*** Records supplied
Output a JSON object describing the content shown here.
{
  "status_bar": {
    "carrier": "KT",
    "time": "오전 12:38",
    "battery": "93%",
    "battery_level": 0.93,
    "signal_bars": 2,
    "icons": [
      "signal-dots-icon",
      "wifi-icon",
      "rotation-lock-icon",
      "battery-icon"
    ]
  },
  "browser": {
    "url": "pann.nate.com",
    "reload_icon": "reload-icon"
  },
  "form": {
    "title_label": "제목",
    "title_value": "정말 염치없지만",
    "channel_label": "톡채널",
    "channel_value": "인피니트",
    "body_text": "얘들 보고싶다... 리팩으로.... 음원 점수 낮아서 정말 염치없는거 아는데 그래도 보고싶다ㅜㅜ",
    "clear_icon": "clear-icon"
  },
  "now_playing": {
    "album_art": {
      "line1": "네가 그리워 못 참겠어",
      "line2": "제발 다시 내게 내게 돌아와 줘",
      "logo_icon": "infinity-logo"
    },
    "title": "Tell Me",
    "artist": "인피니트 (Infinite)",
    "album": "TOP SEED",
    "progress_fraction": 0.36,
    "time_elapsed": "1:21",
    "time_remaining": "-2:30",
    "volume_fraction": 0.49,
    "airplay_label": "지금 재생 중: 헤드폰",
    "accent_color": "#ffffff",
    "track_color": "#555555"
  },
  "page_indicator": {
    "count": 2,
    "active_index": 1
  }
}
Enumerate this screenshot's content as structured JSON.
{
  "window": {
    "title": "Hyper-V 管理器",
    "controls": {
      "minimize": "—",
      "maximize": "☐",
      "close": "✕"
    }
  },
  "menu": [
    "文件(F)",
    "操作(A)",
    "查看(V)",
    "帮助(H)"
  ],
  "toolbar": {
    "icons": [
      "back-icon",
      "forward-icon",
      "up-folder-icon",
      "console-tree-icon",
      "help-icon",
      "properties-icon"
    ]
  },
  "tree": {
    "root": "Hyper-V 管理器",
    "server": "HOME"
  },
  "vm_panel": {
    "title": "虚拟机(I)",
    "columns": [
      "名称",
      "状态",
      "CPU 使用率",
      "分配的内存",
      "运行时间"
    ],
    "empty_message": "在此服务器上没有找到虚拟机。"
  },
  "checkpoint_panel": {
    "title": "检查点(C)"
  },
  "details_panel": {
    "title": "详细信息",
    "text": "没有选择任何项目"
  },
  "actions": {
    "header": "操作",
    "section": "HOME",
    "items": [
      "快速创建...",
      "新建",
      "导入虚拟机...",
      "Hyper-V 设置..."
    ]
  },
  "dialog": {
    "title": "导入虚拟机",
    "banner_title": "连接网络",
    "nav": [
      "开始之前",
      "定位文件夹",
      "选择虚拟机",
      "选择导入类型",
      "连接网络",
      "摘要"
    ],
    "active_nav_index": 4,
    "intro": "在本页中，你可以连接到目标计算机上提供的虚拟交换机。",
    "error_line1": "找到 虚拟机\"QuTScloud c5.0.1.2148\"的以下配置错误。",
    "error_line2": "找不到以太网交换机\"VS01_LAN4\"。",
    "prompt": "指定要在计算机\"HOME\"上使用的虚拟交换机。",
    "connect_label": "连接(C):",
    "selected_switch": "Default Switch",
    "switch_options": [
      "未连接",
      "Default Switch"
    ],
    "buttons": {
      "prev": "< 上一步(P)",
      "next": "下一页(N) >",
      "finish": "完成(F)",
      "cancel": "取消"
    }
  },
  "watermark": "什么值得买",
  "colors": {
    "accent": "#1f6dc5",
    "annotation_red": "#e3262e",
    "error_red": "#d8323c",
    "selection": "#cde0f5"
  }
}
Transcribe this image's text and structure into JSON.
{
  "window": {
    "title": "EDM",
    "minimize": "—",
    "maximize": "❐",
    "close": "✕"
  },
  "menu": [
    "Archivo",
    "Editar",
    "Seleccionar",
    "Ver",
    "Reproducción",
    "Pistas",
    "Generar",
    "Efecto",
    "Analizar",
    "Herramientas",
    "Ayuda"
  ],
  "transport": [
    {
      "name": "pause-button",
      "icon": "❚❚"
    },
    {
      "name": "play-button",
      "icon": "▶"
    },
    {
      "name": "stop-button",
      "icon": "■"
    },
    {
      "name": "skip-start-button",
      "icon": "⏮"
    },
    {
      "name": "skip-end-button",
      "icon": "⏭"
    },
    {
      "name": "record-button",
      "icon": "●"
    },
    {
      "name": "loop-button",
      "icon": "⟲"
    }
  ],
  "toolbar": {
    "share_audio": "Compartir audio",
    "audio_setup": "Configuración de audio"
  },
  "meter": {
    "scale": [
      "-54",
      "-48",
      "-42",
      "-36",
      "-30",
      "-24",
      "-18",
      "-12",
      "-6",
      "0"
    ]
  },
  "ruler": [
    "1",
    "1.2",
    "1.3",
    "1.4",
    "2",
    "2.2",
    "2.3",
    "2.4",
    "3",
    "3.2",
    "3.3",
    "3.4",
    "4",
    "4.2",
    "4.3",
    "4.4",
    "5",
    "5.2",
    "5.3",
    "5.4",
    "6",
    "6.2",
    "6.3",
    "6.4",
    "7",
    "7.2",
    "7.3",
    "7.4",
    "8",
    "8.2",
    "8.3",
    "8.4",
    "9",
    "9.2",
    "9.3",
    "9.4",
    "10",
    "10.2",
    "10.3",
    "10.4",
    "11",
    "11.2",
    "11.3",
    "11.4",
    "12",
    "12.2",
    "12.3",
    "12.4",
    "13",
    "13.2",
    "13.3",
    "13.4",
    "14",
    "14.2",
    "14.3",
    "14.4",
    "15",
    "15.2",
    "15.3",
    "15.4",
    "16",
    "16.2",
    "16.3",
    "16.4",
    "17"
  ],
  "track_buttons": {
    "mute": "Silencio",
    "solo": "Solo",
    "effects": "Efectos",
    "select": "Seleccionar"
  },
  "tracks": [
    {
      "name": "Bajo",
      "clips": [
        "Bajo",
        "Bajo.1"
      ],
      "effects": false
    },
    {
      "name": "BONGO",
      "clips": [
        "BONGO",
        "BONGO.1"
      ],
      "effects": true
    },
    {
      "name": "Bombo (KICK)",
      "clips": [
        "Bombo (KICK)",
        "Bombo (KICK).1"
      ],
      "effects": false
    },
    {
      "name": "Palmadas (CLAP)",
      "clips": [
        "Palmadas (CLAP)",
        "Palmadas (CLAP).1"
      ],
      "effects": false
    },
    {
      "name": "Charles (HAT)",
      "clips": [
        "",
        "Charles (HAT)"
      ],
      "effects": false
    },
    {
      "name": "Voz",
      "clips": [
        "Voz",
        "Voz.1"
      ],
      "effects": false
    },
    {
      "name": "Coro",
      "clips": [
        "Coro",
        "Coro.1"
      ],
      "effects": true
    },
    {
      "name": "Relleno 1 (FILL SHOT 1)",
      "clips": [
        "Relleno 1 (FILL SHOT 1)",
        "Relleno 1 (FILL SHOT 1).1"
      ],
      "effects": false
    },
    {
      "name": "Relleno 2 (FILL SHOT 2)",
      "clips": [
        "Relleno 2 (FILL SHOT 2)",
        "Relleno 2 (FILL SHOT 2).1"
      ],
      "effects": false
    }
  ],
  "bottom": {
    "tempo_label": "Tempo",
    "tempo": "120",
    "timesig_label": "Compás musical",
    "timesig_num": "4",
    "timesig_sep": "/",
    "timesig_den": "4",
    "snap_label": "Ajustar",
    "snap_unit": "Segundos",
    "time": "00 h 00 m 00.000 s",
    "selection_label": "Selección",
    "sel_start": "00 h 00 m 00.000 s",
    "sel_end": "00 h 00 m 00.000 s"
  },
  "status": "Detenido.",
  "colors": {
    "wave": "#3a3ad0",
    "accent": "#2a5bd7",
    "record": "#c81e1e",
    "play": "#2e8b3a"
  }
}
******
### Prompt
Tally up the lines holding the string "Palmadas" in this listing, and report the total alone.

### Complete answer
3